## Data records
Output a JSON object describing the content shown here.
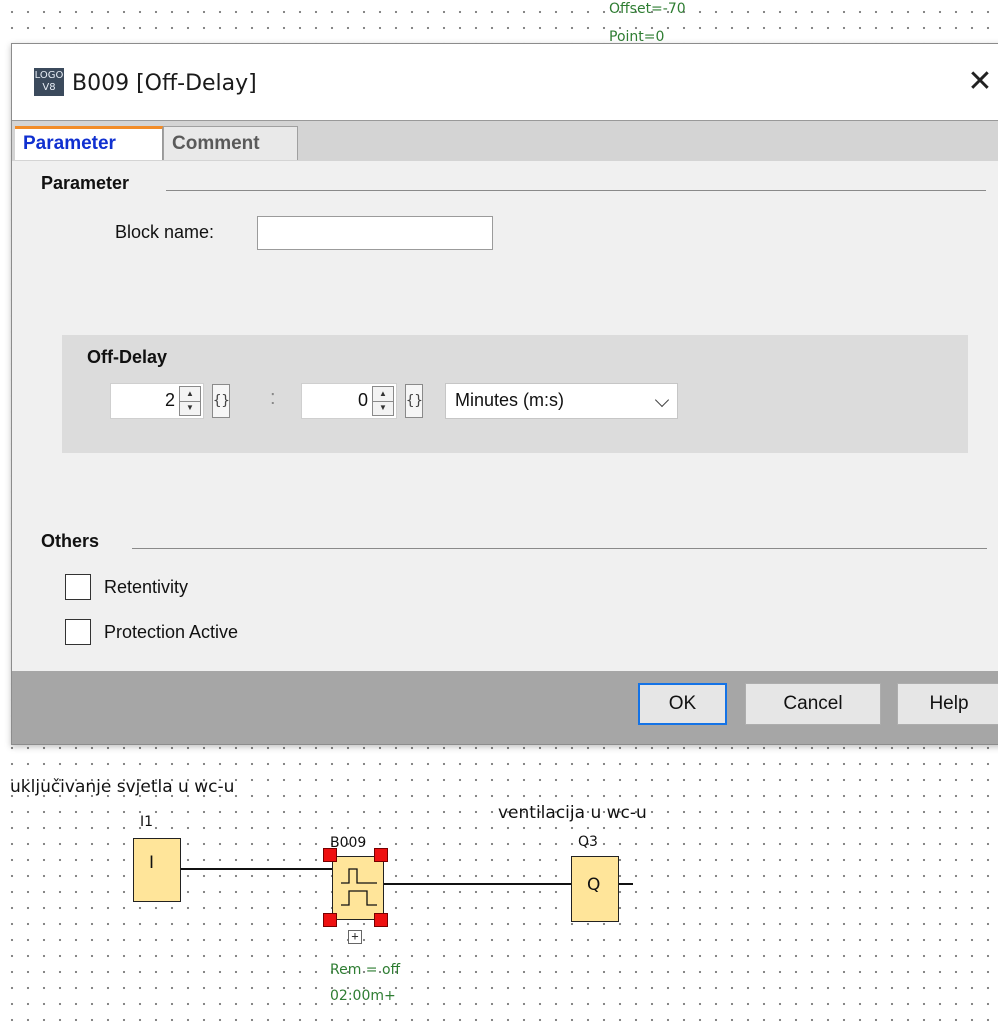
{
  "canvas": {
    "top_note_1": "Offset=-70",
    "top_note_2": "Point=0",
    "label_left": "uključivanje svjetla u wc-u",
    "label_right": "ventilacija u wc-u",
    "input_block": {
      "name": "I1",
      "symbol": "I"
    },
    "function_block": {
      "name": "B009",
      "rem": "Rem = off",
      "time": "02:00m+",
      "expand": "+"
    },
    "output_block": {
      "name": "Q3",
      "symbol": "Q"
    }
  },
  "dialog": {
    "icon_line1": "LOGO",
    "icon_line2": "V8",
    "title": "B009 [Off-Delay]",
    "close": "✕",
    "tabs": [
      "Parameter",
      "Comment"
    ],
    "parameter_section": "Parameter",
    "block_name_label": "Block name:",
    "block_name_value": "",
    "off_delay": {
      "label": "Off-Delay",
      "first_value": "2",
      "second_value": "0",
      "separator": ":",
      "brace": "{}",
      "unit": "Minutes (m:s)"
    },
    "others_section": "Others",
    "checkboxes": [
      {
        "label": "Retentivity",
        "checked": false
      },
      {
        "label": "Protection Active",
        "checked": false
      }
    ],
    "buttons": {
      "ok": "OK",
      "cancel": "Cancel",
      "help": "Help"
    }
  }
}
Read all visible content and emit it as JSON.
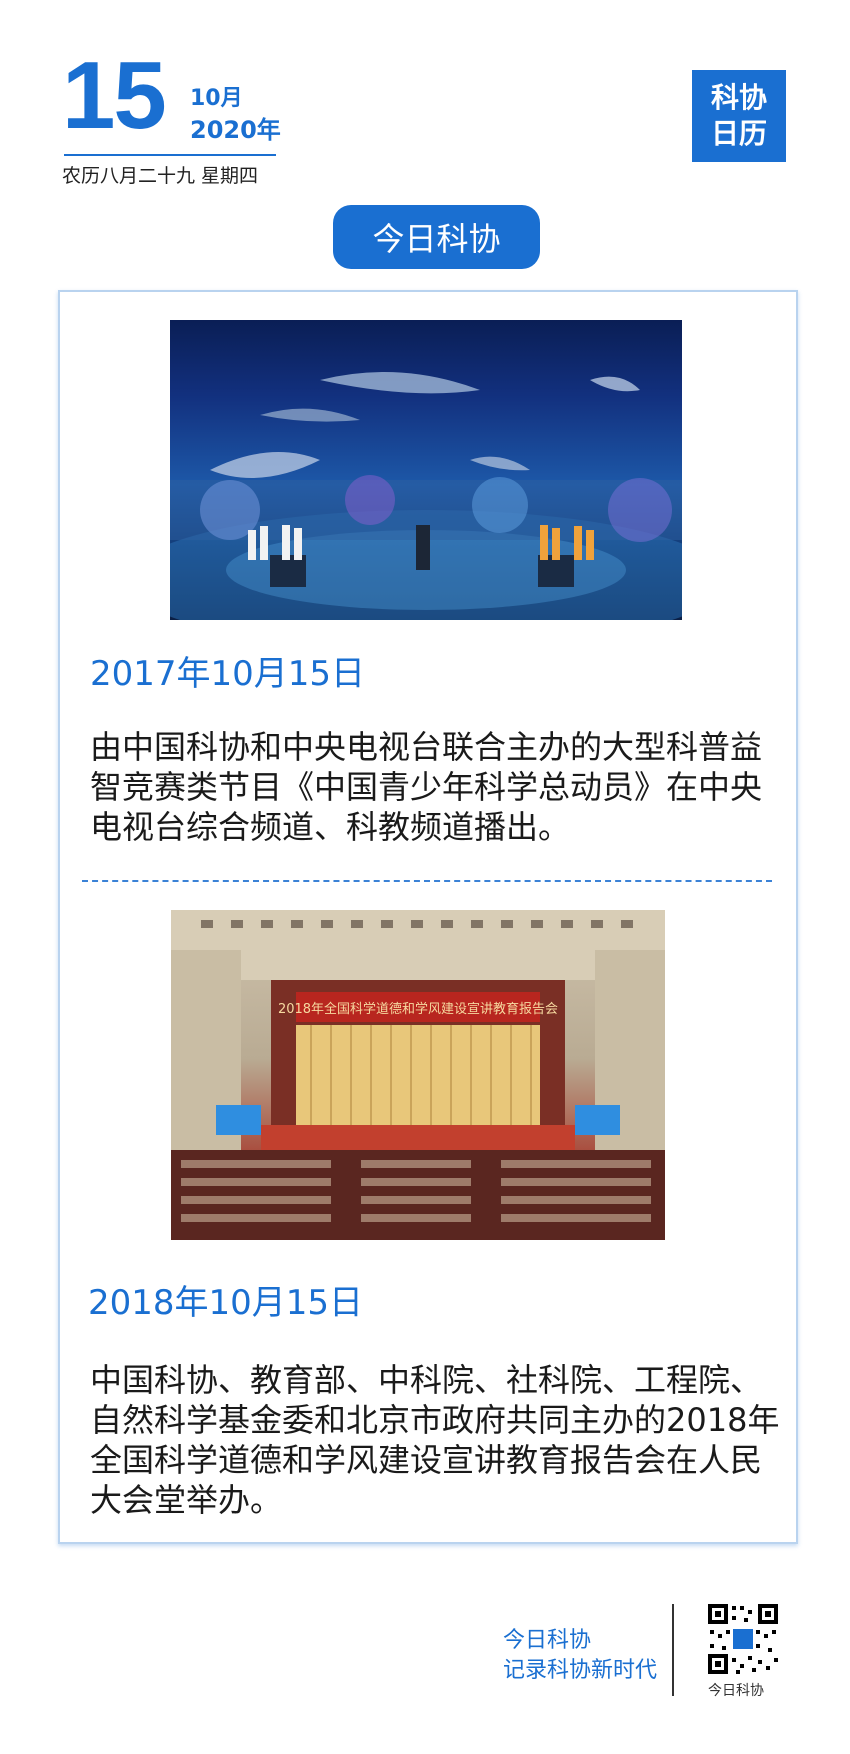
{
  "header": {
    "day": "15",
    "month": "10月",
    "year": "2020年",
    "lunar": "农历八月二十九  星期四",
    "badge_line1": "科协",
    "badge_line2": "日历"
  },
  "section_title": "今日科协",
  "entries": [
    {
      "date": "2017年10月15日",
      "text": "由中国科协和中央电视台联合主办的大型科普益智竞赛类节目《中国青少年科学总动员》在中央电视台综合频道、科教频道播出。"
    },
    {
      "date": "2018年10月15日",
      "text": "中国科协、教育部、中科院、社科院、工程院、自然科学基金委和北京市政府共同主办的2018年全国科学道德和学风建设宣讲教育报告会在人民大会堂举办。",
      "photo_banner": "2018年全国科学道德和学风建设宣讲教育报告会"
    }
  ],
  "footer": {
    "line1": "今日科协",
    "line2": "记录科协新时代",
    "qr_label": "今日科协"
  },
  "colors": {
    "accent": "#1a6fd1",
    "card_border": "#b9d3ef"
  }
}
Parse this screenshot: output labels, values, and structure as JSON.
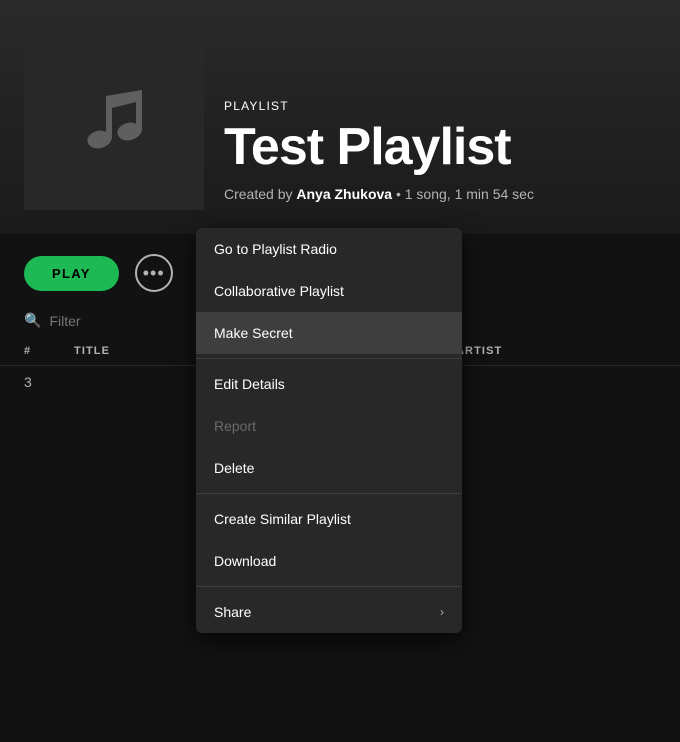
{
  "header": {
    "playlist_label": "PLAYLIST",
    "playlist_title": "Test Playlist",
    "created_by_prefix": "Created by ",
    "creator_name": "Anya Zhukova",
    "meta_suffix": " • 1 song, 1 min 54 sec"
  },
  "controls": {
    "play_label": "PLAY",
    "more_button_dots": "•••"
  },
  "filter": {
    "placeholder": "Filter",
    "search_icon": "🔍"
  },
  "columns": {
    "num": "#",
    "title": "TITLE",
    "artist": "ARTIST"
  },
  "tracks": [
    {
      "num": "3"
    }
  ],
  "context_menu": {
    "items": [
      {
        "id": "go-to-playlist-radio",
        "label": "Go to Playlist Radio",
        "disabled": false,
        "has_arrow": false
      },
      {
        "id": "collaborative-playlist",
        "label": "Collaborative Playlist",
        "disabled": false,
        "has_arrow": false
      },
      {
        "id": "make-secret",
        "label": "Make Secret",
        "disabled": false,
        "has_arrow": false,
        "active": true
      },
      {
        "id": "edit-details",
        "label": "Edit Details",
        "disabled": false,
        "has_arrow": false
      },
      {
        "id": "report",
        "label": "Report",
        "disabled": true,
        "has_arrow": false
      },
      {
        "id": "delete",
        "label": "Delete",
        "disabled": false,
        "has_arrow": false
      },
      {
        "id": "create-similar-playlist",
        "label": "Create Similar Playlist",
        "disabled": false,
        "has_arrow": false
      },
      {
        "id": "download",
        "label": "Download",
        "disabled": false,
        "has_arrow": false
      },
      {
        "id": "share",
        "label": "Share",
        "disabled": false,
        "has_arrow": true,
        "arrow_label": "›"
      }
    ]
  },
  "colors": {
    "green": "#1db954",
    "bg_dark": "#121212",
    "bg_medium": "#282828",
    "bg_hover": "#3e3e3e",
    "text_muted": "#b3b3b3",
    "text_disabled": "#6a6a6a"
  }
}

## What the task asks
In this exercise, set down all of the data exactly, without the pictures.

## Output of the task
Output a JSON object describing the content shown here.
{
  "canvas": {
    "top_note_1": "Offset=-70",
    "top_note_2": "Point=0",
    "label_left": "uključivanje svjetla u wc-u",
    "label_right": "ventilacija u wc-u",
    "input_block": {
      "name": "I1",
      "symbol": "I"
    },
    "function_block": {
      "name": "B009",
      "rem": "Rem = off",
      "time": "02:00m+",
      "expand": "+"
    },
    "output_block": {
      "name": "Q3",
      "symbol": "Q"
    }
  },
  "dialog": {
    "icon_line1": "LOGO",
    "icon_line2": "V8",
    "title": "B009 [Off-Delay]",
    "close": "✕",
    "tabs": [
      "Parameter",
      "Comment"
    ],
    "parameter_section": "Parameter",
    "block_name_label": "Block name:",
    "block_name_value": "",
    "off_delay": {
      "label": "Off-Delay",
      "first_value": "2",
      "second_value": "0",
      "separator": ":",
      "brace": "{}",
      "unit": "Minutes (m:s)"
    },
    "others_section": "Others",
    "checkboxes": [
      {
        "label": "Retentivity",
        "checked": false
      },
      {
        "label": "Protection Active",
        "checked": false
      }
    ],
    "buttons": {
      "ok": "OK",
      "cancel": "Cancel",
      "help": "Help"
    }
  }
}
Read all visible content and emit it as JSON.
{
  "header": {
    "day": "15",
    "month": "10月",
    "year": "2020年",
    "lunar": "农历八月二十九  星期四",
    "badge_line1": "科协",
    "badge_line2": "日历"
  },
  "section_title": "今日科协",
  "entries": [
    {
      "date": "2017年10月15日",
      "text": "由中国科协和中央电视台联合主办的大型科普益智竞赛类节目《中国青少年科学总动员》在中央电视台综合频道、科教频道播出。"
    },
    {
      "date": "2018年10月15日",
      "text": "中国科协、教育部、中科院、社科院、工程院、自然科学基金委和北京市政府共同主办的2018年全国科学道德和学风建设宣讲教育报告会在人民大会堂举办。",
      "photo_banner": "2018年全国科学道德和学风建设宣讲教育报告会"
    }
  ],
  "footer": {
    "line1": "今日科协",
    "line2": "记录科协新时代",
    "qr_label": "今日科协"
  },
  "colors": {
    "accent": "#1a6fd1",
    "card_border": "#b9d3ef"
  }
}
Parse this screenshot: output labels, values, and structure as JSON.
{
  "header": {
    "playlist_label": "PLAYLIST",
    "playlist_title": "Test Playlist",
    "created_by_prefix": "Created by ",
    "creator_name": "Anya Zhukova",
    "meta_suffix": " • 1 song, 1 min 54 sec"
  },
  "controls": {
    "play_label": "PLAY",
    "more_button_dots": "•••"
  },
  "filter": {
    "placeholder": "Filter",
    "search_icon": "🔍"
  },
  "columns": {
    "num": "#",
    "title": "TITLE",
    "artist": "ARTIST"
  },
  "tracks": [
    {
      "num": "3"
    }
  ],
  "context_menu": {
    "items": [
      {
        "id": "go-to-playlist-radio",
        "label": "Go to Playlist Radio",
        "disabled": false,
        "has_arrow": false
      },
      {
        "id": "collaborative-playlist",
        "label": "Collaborative Playlist",
        "disabled": false,
        "has_arrow": false
      },
      {
        "id": "make-secret",
        "label": "Make Secret",
        "disabled": false,
        "has_arrow": false,
        "active": true
      },
      {
        "id": "edit-details",
        "label": "Edit Details",
        "disabled": false,
        "has_arrow": false
      },
      {
        "id": "report",
        "label": "Report",
        "disabled": true,
        "has_arrow": false
      },
      {
        "id": "delete",
        "label": "Delete",
        "disabled": false,
        "has_arrow": false
      },
      {
        "id": "create-similar-playlist",
        "label": "Create Similar Playlist",
        "disabled": false,
        "has_arrow": false
      },
      {
        "id": "download",
        "label": "Download",
        "disabled": false,
        "has_arrow": false
      },
      {
        "id": "share",
        "label": "Share",
        "disabled": false,
        "has_arrow": true,
        "arrow_label": "›"
      }
    ]
  },
  "colors": {
    "green": "#1db954",
    "bg_dark": "#121212",
    "bg_medium": "#282828",
    "bg_hover": "#3e3e3e",
    "text_muted": "#b3b3b3",
    "text_disabled": "#6a6a6a"
  }
}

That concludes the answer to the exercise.